• [What is being asked] Isolate every line in the data with the string "from" and copy it.

[start Dataset entries]

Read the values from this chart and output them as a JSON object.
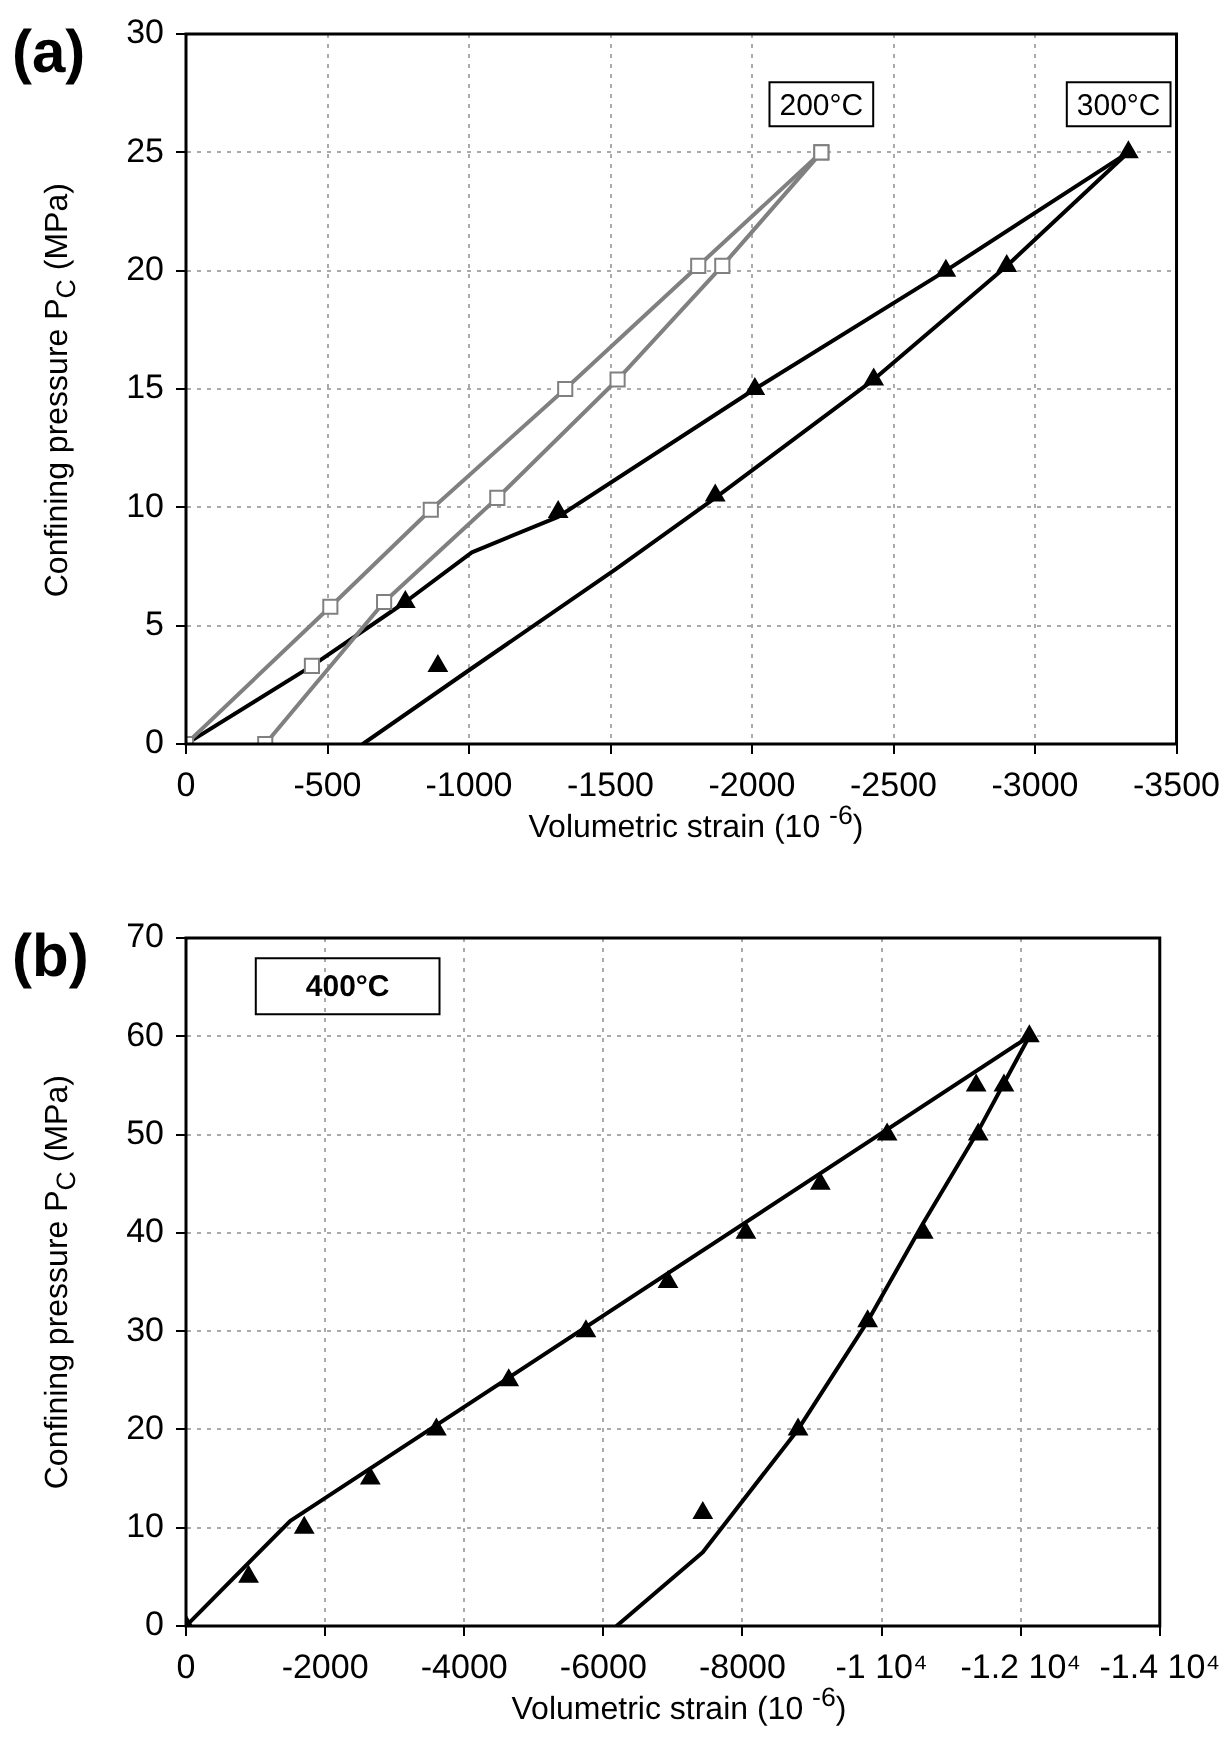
{
  "chart_data": [
    {
      "type": "line",
      "title": "(a)",
      "xlabel": "Volumetric strain (10 $^{-6}$)",
      "ylabel": "Confining pressure P$_{C}$  (MPa)",
      "xlim": [
        0,
        -3500
      ],
      "xticks": [
        0,
        -500,
        -1000,
        -1500,
        -2000,
        -2500,
        -3000,
        -3500
      ],
      "ylim": [
        0,
        30
      ],
      "yticks": [
        0,
        5,
        10,
        15,
        20,
        25,
        30
      ],
      "grid": true,
      "line_style": "solid",
      "series": [
        {
          "name": "200°C",
          "type": "line",
          "marker": "square",
          "color": "#808080",
          "x": [
            0,
            -510,
            -865,
            -1340,
            -1810,
            -2245
          ],
          "values": [
            0,
            5.8,
            9.9,
            15,
            20.2,
            25
          ]
        },
        {
          "type": "line",
          "marker": "square",
          "color": "#808080",
          "x": [
            -2245,
            -1895,
            -1525,
            -1100,
            -700,
            -280
          ],
          "values": [
            25,
            20.2,
            15.4,
            10.4,
            6,
            0
          ]
        },
        {
          "type": "scatter",
          "marker": "square",
          "color": "#808080",
          "x": [
            -445
          ],
          "values": [
            3.3
          ]
        },
        {
          "type": "line",
          "marker": "none",
          "color": "#000000",
          "x": [
            0,
            -445,
            -775,
            -1010,
            -1315,
            -2010,
            -2685,
            -3330
          ],
          "values": [
            0,
            3.3,
            6,
            8.1,
            9.6,
            15,
            20,
            25
          ]
        },
        {
          "type": "line",
          "marker": "none",
          "color": "#000000",
          "x": [
            -625,
            -1010,
            -1520,
            -1870,
            -2430,
            -2900,
            -3330
          ],
          "values": [
            0,
            3.2,
            7.4,
            10.4,
            15.4,
            20.2,
            25
          ]
        },
        {
          "name": "300°C",
          "type": "scatter",
          "marker": "triangle",
          "color": "#000000",
          "x": [
            -775,
            -890,
            -1315,
            -1870,
            -2010,
            -2430,
            -2685,
            -2900,
            -3330
          ],
          "values": [
            6,
            3.3,
            9.8,
            10.5,
            15,
            15.4,
            20,
            20.2,
            25
          ]
        }
      ]
    },
    {
      "type": "line",
      "title": "(b)",
      "xlabel": "Volumetric strain (10 $^{-6}$)",
      "ylabel": "Confining pressure P$_{C}$  (MPa)",
      "xlim": [
        0,
        -14000
      ],
      "xticks": [
        0,
        -2000,
        -4000,
        -6000,
        -8000,
        {
          "value": -10000,
          "label": "-1 10⁴"
        },
        {
          "value": -12000,
          "label": "-1.2 10⁴"
        },
        {
          "value": -14000,
          "label": "-1.4 10⁴"
        }
      ],
      "ylim": [
        0,
        70
      ],
      "yticks": [
        0,
        10,
        20,
        30,
        40,
        50,
        60,
        70
      ],
      "grid": true,
      "line_style": "solid",
      "annotations": [
        "400°C"
      ],
      "series": [
        {
          "type": "line",
          "marker": "none",
          "color": "#000000",
          "x": [
            0,
            -1500,
            -12125
          ],
          "values": [
            0,
            10.7,
            60
          ]
        },
        {
          "type": "line",
          "marker": "none",
          "color": "#000000",
          "x": [
            -6190,
            -7430,
            -8800,
            -9800,
            -10600,
            -11400,
            -12125
          ],
          "values": [
            0,
            7.5,
            20,
            31,
            41,
            50.5,
            60
          ]
        },
        {
          "type": "scatter",
          "marker": "triangle",
          "color": "#000000",
          "x": [
            0,
            -900,
            -1700,
            -2650,
            -3600,
            -4640,
            -5750,
            -6930,
            -8050,
            -9120,
            -10080,
            -11360,
            -12125,
            -11760,
            -11390,
            -10600,
            -9800,
            -8800,
            -7430
          ],
          "values": [
            0,
            5,
            10,
            15,
            20,
            25,
            30,
            35,
            40,
            45,
            50,
            55,
            60,
            55,
            50,
            40,
            31,
            20,
            11.5
          ]
        }
      ]
    }
  ]
}
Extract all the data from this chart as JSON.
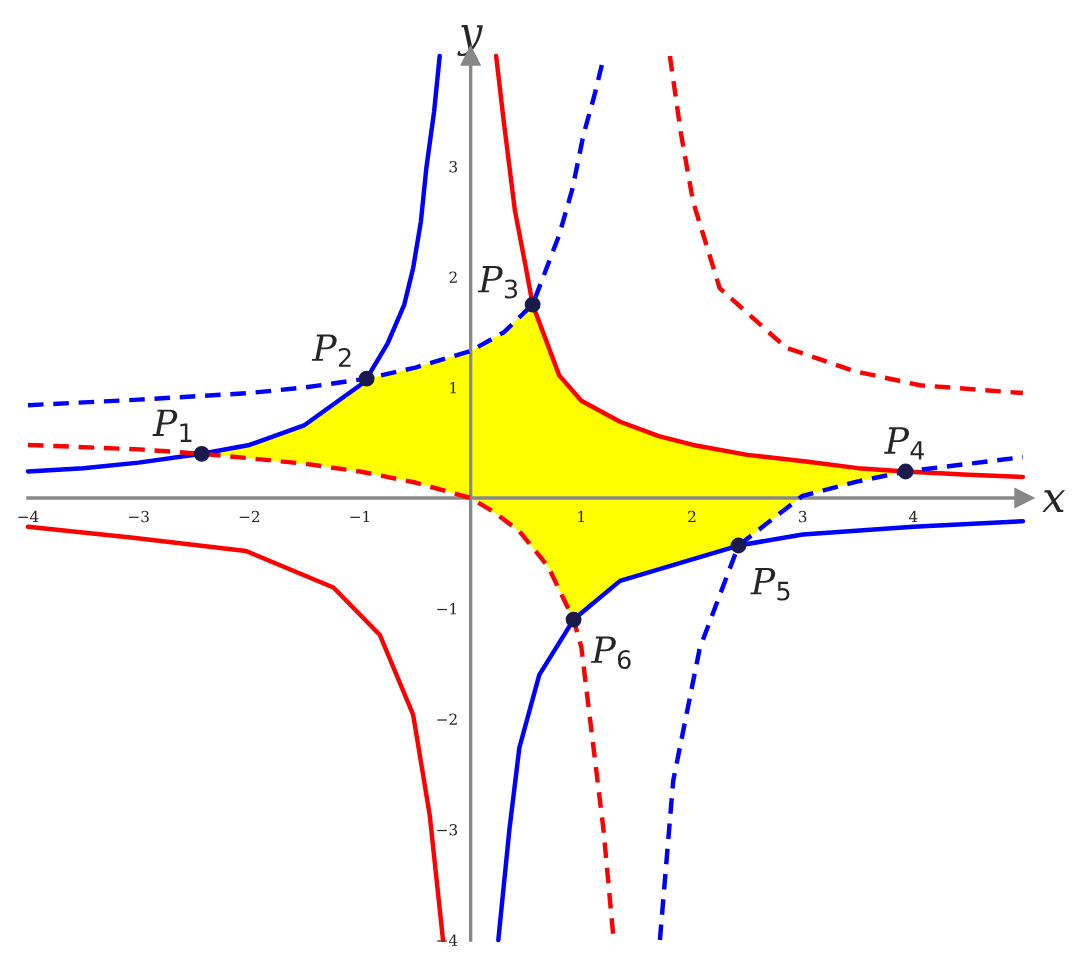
{
  "chart_data": {
    "type": "line",
    "xlabel": "x",
    "ylabel": "y",
    "xlim": [
      -4,
      5
    ],
    "ylim": [
      -4,
      4
    ],
    "xticks": [
      {
        "value": -4,
        "label": "−4"
      },
      {
        "value": -3,
        "label": "−3"
      },
      {
        "value": -2,
        "label": "−2"
      },
      {
        "value": -1,
        "label": "−1"
      },
      1,
      2,
      3,
      4
    ],
    "yticks": [
      {
        "value": -4,
        "label": "−4"
      },
      {
        "value": -3,
        "label": "−3"
      },
      {
        "value": -2,
        "label": "−2"
      },
      {
        "value": -1,
        "label": "−1"
      },
      1,
      2,
      3
    ],
    "grid": false,
    "legend": false,
    "series": [
      {
        "type": "line",
        "color": "#0000ff",
        "line_style": "solid",
        "x": [
          -4,
          -3.5,
          -3,
          -2.43,
          -2,
          -1.5,
          -1,
          -0.94,
          -0.75,
          -0.6,
          -0.52,
          -0.45,
          -0.4,
          -0.33,
          -0.28
        ],
        "values": [
          0.24,
          0.27,
          0.32,
          0.4,
          0.48,
          0.66,
          1.02,
          1.08,
          1.4,
          1.75,
          2.08,
          2.5,
          2.99,
          3.5,
          4.0
        ]
      },
      {
        "type": "line",
        "color": "#0000ff",
        "line_style": "dashed",
        "x": [
          -4,
          -3,
          -2,
          -1.5,
          -0.94,
          -0.5,
          0,
          0.3,
          0.56,
          0.8,
          0.92,
          1.02,
          1.12,
          1.2
        ],
        "values": [
          0.84,
          0.89,
          0.95,
          1.0,
          1.08,
          1.18,
          1.33,
          1.5,
          1.75,
          2.38,
          2.8,
          3.29,
          3.65,
          3.98
        ]
      },
      {
        "type": "line",
        "color": "#ff0000",
        "line_style": "solid",
        "x": [
          0.23,
          0.3,
          0.4,
          0.5,
          0.56,
          0.8,
          1.0,
          1.35,
          1.7,
          2.01,
          2.5,
          3.03,
          3.5,
          3.93,
          4.5,
          4.99
        ],
        "values": [
          4.0,
          3.4,
          2.6,
          2.08,
          1.75,
          1.11,
          0.88,
          0.69,
          0.56,
          0.48,
          0.39,
          0.33,
          0.27,
          0.24,
          0.21,
          0.19
        ]
      },
      {
        "type": "line",
        "color": "#ff0000",
        "line_style": "dashed",
        "x": [
          1.8,
          1.9,
          2.01,
          2.25,
          2.85,
          3.46,
          4.06,
          4.99
        ],
        "values": [
          4.0,
          3.3,
          2.68,
          1.9,
          1.36,
          1.15,
          1.02,
          0.95
        ]
      },
      {
        "type": "line",
        "color": "#ff0000",
        "line_style": "dashed",
        "x": [
          -4,
          -3,
          -2.43,
          -2,
          -1.5,
          -1,
          -0.5,
          0,
          0.2,
          0.44,
          0.7,
          0.93,
          1.0,
          1.11,
          1.2,
          1.29
        ],
        "values": [
          0.48,
          0.44,
          0.4,
          0.36,
          0.31,
          0.24,
          0.14,
          0,
          -0.12,
          -0.3,
          -0.62,
          -1.1,
          -1.35,
          -2.26,
          -3.0,
          -3.98
        ]
      },
      {
        "type": "line",
        "color": "#ff0000",
        "line_style": "solid",
        "x": [
          -4,
          -3.05,
          -2.03,
          -1.24,
          -0.82,
          -0.52,
          -0.37,
          -0.25
        ],
        "values": [
          -0.26,
          -0.36,
          -0.48,
          -0.81,
          -1.24,
          -1.96,
          -2.87,
          -4.0
        ]
      },
      {
        "type": "line",
        "color": "#0000ff",
        "line_style": "solid",
        "x": [
          0.25,
          0.35,
          0.44,
          0.62,
          0.93,
          1.35,
          2.42,
          3.0,
          4.0,
          4.99
        ],
        "values": [
          -4.0,
          -3.0,
          -2.26,
          -1.6,
          -1.1,
          -0.75,
          -0.43,
          -0.33,
          -0.26,
          -0.21
        ]
      },
      {
        "type": "line",
        "color": "#0000ff",
        "line_style": "dashed",
        "x": [
          1.71,
          1.83,
          2.07,
          2.42,
          3.0,
          3.5,
          3.93,
          4.99
        ],
        "values": [
          -4.0,
          -2.56,
          -1.36,
          -0.43,
          0.02,
          0.15,
          0.24,
          0.37
        ]
      },
      {
        "type": "scatter",
        "color": "#1a1a4d",
        "x": [
          -2.43,
          -0.94,
          0.56,
          3.93,
          2.42,
          0.93
        ],
        "values": [
          0.4,
          1.08,
          1.75,
          0.24,
          -0.43,
          -1.1
        ]
      }
    ],
    "annotations": [
      {
        "text": "P$_{1}$",
        "x": -2.43,
        "y": 0.4
      },
      {
        "text": "P$_{2}$",
        "x": -0.94,
        "y": 1.08
      },
      {
        "text": "P$_{3}$",
        "x": 0.56,
        "y": 1.75
      },
      {
        "text": "P$_{4}$",
        "x": 3.93,
        "y": 0.24
      },
      {
        "text": "P$_{5}$",
        "x": 2.42,
        "y": -0.43
      },
      {
        "text": "P$_{6}$",
        "x": 0.93,
        "y": -1.1
      }
    ]
  }
}
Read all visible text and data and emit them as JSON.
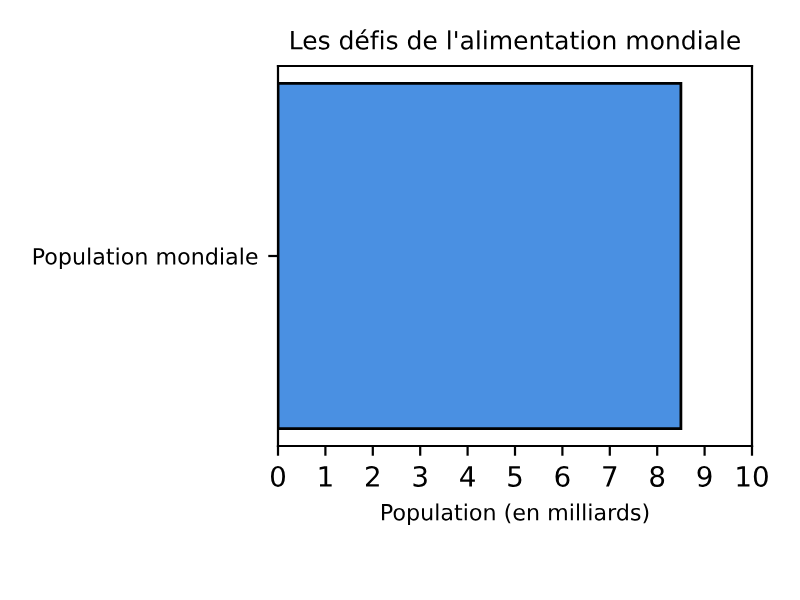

[end Dataset entries]

• [Answer to the exercise]
Read the values from this chart and output them as a JSON object.
Extract all the data from this chart as JSON.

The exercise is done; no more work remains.